DATA SHOWN
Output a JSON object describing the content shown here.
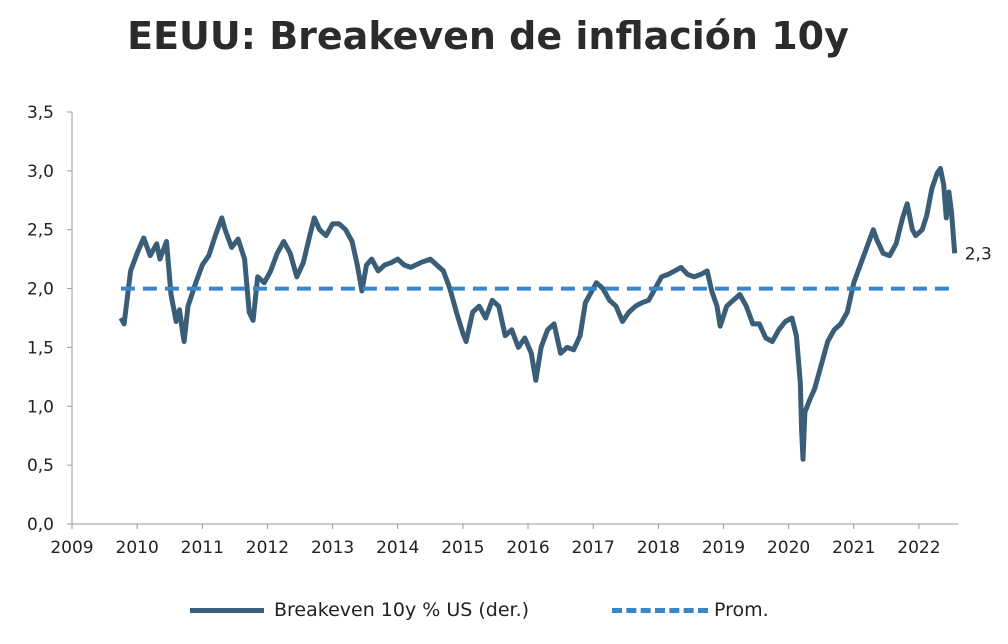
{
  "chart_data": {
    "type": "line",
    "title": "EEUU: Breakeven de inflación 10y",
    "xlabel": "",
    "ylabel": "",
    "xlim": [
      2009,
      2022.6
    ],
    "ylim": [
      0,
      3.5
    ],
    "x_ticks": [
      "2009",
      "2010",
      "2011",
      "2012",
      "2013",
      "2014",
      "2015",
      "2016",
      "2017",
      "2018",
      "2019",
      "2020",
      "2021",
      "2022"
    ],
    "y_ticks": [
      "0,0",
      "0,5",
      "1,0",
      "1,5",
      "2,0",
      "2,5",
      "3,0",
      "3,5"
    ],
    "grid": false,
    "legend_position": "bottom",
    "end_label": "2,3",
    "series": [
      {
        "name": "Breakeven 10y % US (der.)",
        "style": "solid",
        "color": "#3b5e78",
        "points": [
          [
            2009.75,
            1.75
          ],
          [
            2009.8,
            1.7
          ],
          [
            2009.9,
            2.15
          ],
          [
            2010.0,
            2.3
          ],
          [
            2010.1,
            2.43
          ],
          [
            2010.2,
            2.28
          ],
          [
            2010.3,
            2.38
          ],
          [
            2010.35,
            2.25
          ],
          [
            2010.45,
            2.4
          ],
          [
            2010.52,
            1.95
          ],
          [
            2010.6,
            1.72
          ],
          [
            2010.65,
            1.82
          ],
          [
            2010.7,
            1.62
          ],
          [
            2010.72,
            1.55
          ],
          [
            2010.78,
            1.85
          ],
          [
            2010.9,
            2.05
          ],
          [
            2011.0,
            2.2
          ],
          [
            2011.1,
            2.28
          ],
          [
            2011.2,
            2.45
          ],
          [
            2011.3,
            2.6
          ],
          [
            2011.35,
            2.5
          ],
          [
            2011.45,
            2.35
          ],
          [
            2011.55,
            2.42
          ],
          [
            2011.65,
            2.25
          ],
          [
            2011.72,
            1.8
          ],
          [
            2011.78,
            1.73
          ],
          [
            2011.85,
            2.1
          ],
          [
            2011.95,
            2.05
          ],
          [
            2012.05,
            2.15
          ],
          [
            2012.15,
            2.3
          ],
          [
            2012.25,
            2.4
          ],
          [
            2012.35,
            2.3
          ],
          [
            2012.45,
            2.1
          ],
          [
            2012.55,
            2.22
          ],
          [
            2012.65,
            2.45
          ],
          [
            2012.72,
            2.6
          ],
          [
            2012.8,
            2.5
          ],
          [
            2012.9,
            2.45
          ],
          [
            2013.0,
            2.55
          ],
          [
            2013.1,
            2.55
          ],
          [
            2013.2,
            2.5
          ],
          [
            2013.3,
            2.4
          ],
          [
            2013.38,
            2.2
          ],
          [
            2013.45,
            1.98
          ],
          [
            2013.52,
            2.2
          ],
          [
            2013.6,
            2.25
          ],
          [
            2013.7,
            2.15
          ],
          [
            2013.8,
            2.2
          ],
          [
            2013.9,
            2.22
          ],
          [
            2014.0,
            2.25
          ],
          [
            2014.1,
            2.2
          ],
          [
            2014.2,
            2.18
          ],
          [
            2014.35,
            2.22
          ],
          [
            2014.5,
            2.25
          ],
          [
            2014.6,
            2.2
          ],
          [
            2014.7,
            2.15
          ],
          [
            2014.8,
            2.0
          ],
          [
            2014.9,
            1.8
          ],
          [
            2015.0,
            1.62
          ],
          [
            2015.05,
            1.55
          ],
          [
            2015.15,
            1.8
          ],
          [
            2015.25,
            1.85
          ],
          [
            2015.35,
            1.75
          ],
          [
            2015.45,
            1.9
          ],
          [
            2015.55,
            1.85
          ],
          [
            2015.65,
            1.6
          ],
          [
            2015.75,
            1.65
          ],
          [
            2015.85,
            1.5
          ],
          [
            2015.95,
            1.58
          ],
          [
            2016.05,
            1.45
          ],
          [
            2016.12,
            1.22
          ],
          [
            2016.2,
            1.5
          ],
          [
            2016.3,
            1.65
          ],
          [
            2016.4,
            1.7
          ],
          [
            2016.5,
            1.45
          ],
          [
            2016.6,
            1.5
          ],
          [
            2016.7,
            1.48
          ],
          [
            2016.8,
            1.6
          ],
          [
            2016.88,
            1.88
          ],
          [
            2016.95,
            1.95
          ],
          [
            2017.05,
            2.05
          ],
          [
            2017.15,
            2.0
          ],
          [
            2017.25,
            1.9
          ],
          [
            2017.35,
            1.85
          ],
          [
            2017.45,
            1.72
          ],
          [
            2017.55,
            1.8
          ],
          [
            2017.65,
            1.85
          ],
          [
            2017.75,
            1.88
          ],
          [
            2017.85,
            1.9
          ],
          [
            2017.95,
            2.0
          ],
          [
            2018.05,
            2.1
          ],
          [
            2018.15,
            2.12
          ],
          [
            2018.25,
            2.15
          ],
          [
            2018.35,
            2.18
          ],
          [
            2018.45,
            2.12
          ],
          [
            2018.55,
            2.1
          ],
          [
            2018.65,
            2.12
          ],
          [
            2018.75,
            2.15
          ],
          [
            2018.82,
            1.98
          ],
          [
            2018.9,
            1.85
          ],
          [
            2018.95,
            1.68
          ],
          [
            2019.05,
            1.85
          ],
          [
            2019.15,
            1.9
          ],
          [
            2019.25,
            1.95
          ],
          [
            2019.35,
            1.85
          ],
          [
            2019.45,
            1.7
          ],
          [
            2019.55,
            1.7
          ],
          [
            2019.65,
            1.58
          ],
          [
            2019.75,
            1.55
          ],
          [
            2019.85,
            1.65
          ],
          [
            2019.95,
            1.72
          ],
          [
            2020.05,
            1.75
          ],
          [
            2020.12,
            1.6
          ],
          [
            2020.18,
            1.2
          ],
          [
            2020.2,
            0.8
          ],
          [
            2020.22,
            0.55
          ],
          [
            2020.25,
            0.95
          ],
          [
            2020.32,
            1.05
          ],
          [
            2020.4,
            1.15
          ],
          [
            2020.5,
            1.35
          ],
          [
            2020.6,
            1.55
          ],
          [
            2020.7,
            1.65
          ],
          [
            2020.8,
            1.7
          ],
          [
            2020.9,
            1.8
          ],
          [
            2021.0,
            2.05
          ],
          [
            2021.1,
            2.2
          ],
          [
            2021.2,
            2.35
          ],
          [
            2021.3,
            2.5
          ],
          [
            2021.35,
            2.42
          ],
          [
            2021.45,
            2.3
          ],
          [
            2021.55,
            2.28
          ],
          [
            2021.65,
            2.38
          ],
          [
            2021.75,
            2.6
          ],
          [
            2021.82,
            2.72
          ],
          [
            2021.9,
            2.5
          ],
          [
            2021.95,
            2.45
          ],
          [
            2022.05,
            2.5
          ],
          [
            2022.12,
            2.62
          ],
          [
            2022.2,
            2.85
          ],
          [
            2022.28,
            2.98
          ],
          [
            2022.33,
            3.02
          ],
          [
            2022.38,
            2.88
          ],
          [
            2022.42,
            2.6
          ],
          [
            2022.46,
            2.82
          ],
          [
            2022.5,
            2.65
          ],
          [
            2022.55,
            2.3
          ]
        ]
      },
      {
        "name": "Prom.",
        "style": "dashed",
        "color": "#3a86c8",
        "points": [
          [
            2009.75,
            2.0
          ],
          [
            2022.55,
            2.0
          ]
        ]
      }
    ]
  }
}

PROBLEM DESCRIPTION
Would you set down the listing exactly, omitting pictures?

FULL RESPONSE
Output a JSON object describing the content shown here.
{
  "chart_data": {
    "type": "line",
    "title": "EEUU: Breakeven de inflación 10y",
    "xlabel": "",
    "ylabel": "",
    "xlim": [
      2009,
      2022.6
    ],
    "ylim": [
      0,
      3.5
    ],
    "x_ticks": [
      "2009",
      "2010",
      "2011",
      "2012",
      "2013",
      "2014",
      "2015",
      "2016",
      "2017",
      "2018",
      "2019",
      "2020",
      "2021",
      "2022"
    ],
    "y_ticks": [
      "0,0",
      "0,5",
      "1,0",
      "1,5",
      "2,0",
      "2,5",
      "3,0",
      "3,5"
    ],
    "grid": false,
    "legend_position": "bottom",
    "end_label": "2,3",
    "series": [
      {
        "name": "Breakeven 10y % US (der.)",
        "style": "solid",
        "color": "#3b5e78",
        "points": [
          [
            2009.75,
            1.75
          ],
          [
            2009.8,
            1.7
          ],
          [
            2009.9,
            2.15
          ],
          [
            2010.0,
            2.3
          ],
          [
            2010.1,
            2.43
          ],
          [
            2010.2,
            2.28
          ],
          [
            2010.3,
            2.38
          ],
          [
            2010.35,
            2.25
          ],
          [
            2010.45,
            2.4
          ],
          [
            2010.52,
            1.95
          ],
          [
            2010.6,
            1.72
          ],
          [
            2010.65,
            1.82
          ],
          [
            2010.7,
            1.62
          ],
          [
            2010.72,
            1.55
          ],
          [
            2010.78,
            1.85
          ],
          [
            2010.9,
            2.05
          ],
          [
            2011.0,
            2.2
          ],
          [
            2011.1,
            2.28
          ],
          [
            2011.2,
            2.45
          ],
          [
            2011.3,
            2.6
          ],
          [
            2011.35,
            2.5
          ],
          [
            2011.45,
            2.35
          ],
          [
            2011.55,
            2.42
          ],
          [
            2011.65,
            2.25
          ],
          [
            2011.72,
            1.8
          ],
          [
            2011.78,
            1.73
          ],
          [
            2011.85,
            2.1
          ],
          [
            2011.95,
            2.05
          ],
          [
            2012.05,
            2.15
          ],
          [
            2012.15,
            2.3
          ],
          [
            2012.25,
            2.4
          ],
          [
            2012.35,
            2.3
          ],
          [
            2012.45,
            2.1
          ],
          [
            2012.55,
            2.22
          ],
          [
            2012.65,
            2.45
          ],
          [
            2012.72,
            2.6
          ],
          [
            2012.8,
            2.5
          ],
          [
            2012.9,
            2.45
          ],
          [
            2013.0,
            2.55
          ],
          [
            2013.1,
            2.55
          ],
          [
            2013.2,
            2.5
          ],
          [
            2013.3,
            2.4
          ],
          [
            2013.38,
            2.2
          ],
          [
            2013.45,
            1.98
          ],
          [
            2013.52,
            2.2
          ],
          [
            2013.6,
            2.25
          ],
          [
            2013.7,
            2.15
          ],
          [
            2013.8,
            2.2
          ],
          [
            2013.9,
            2.22
          ],
          [
            2014.0,
            2.25
          ],
          [
            2014.1,
            2.2
          ],
          [
            2014.2,
            2.18
          ],
          [
            2014.35,
            2.22
          ],
          [
            2014.5,
            2.25
          ],
          [
            2014.6,
            2.2
          ],
          [
            2014.7,
            2.15
          ],
          [
            2014.8,
            2.0
          ],
          [
            2014.9,
            1.8
          ],
          [
            2015.0,
            1.62
          ],
          [
            2015.05,
            1.55
          ],
          [
            2015.15,
            1.8
          ],
          [
            2015.25,
            1.85
          ],
          [
            2015.35,
            1.75
          ],
          [
            2015.45,
            1.9
          ],
          [
            2015.55,
            1.85
          ],
          [
            2015.65,
            1.6
          ],
          [
            2015.75,
            1.65
          ],
          [
            2015.85,
            1.5
          ],
          [
            2015.95,
            1.58
          ],
          [
            2016.05,
            1.45
          ],
          [
            2016.12,
            1.22
          ],
          [
            2016.2,
            1.5
          ],
          [
            2016.3,
            1.65
          ],
          [
            2016.4,
            1.7
          ],
          [
            2016.5,
            1.45
          ],
          [
            2016.6,
            1.5
          ],
          [
            2016.7,
            1.48
          ],
          [
            2016.8,
            1.6
          ],
          [
            2016.88,
            1.88
          ],
          [
            2016.95,
            1.95
          ],
          [
            2017.05,
            2.05
          ],
          [
            2017.15,
            2.0
          ],
          [
            2017.25,
            1.9
          ],
          [
            2017.35,
            1.85
          ],
          [
            2017.45,
            1.72
          ],
          [
            2017.55,
            1.8
          ],
          [
            2017.65,
            1.85
          ],
          [
            2017.75,
            1.88
          ],
          [
            2017.85,
            1.9
          ],
          [
            2017.95,
            2.0
          ],
          [
            2018.05,
            2.1
          ],
          [
            2018.15,
            2.12
          ],
          [
            2018.25,
            2.15
          ],
          [
            2018.35,
            2.18
          ],
          [
            2018.45,
            2.12
          ],
          [
            2018.55,
            2.1
          ],
          [
            2018.65,
            2.12
          ],
          [
            2018.75,
            2.15
          ],
          [
            2018.82,
            1.98
          ],
          [
            2018.9,
            1.85
          ],
          [
            2018.95,
            1.68
          ],
          [
            2019.05,
            1.85
          ],
          [
            2019.15,
            1.9
          ],
          [
            2019.25,
            1.95
          ],
          [
            2019.35,
            1.85
          ],
          [
            2019.45,
            1.7
          ],
          [
            2019.55,
            1.7
          ],
          [
            2019.65,
            1.58
          ],
          [
            2019.75,
            1.55
          ],
          [
            2019.85,
            1.65
          ],
          [
            2019.95,
            1.72
          ],
          [
            2020.05,
            1.75
          ],
          [
            2020.12,
            1.6
          ],
          [
            2020.18,
            1.2
          ],
          [
            2020.2,
            0.8
          ],
          [
            2020.22,
            0.55
          ],
          [
            2020.25,
            0.95
          ],
          [
            2020.32,
            1.05
          ],
          [
            2020.4,
            1.15
          ],
          [
            2020.5,
            1.35
          ],
          [
            2020.6,
            1.55
          ],
          [
            2020.7,
            1.65
          ],
          [
            2020.8,
            1.7
          ],
          [
            2020.9,
            1.8
          ],
          [
            2021.0,
            2.05
          ],
          [
            2021.1,
            2.2
          ],
          [
            2021.2,
            2.35
          ],
          [
            2021.3,
            2.5
          ],
          [
            2021.35,
            2.42
          ],
          [
            2021.45,
            2.3
          ],
          [
            2021.55,
            2.28
          ],
          [
            2021.65,
            2.38
          ],
          [
            2021.75,
            2.6
          ],
          [
            2021.82,
            2.72
          ],
          [
            2021.9,
            2.5
          ],
          [
            2021.95,
            2.45
          ],
          [
            2022.05,
            2.5
          ],
          [
            2022.12,
            2.62
          ],
          [
            2022.2,
            2.85
          ],
          [
            2022.28,
            2.98
          ],
          [
            2022.33,
            3.02
          ],
          [
            2022.38,
            2.88
          ],
          [
            2022.42,
            2.6
          ],
          [
            2022.46,
            2.82
          ],
          [
            2022.5,
            2.65
          ],
          [
            2022.55,
            2.3
          ]
        ]
      },
      {
        "name": "Prom.",
        "style": "dashed",
        "color": "#3a86c8",
        "points": [
          [
            2009.75,
            2.0
          ],
          [
            2022.55,
            2.0
          ]
        ]
      }
    ]
  }
}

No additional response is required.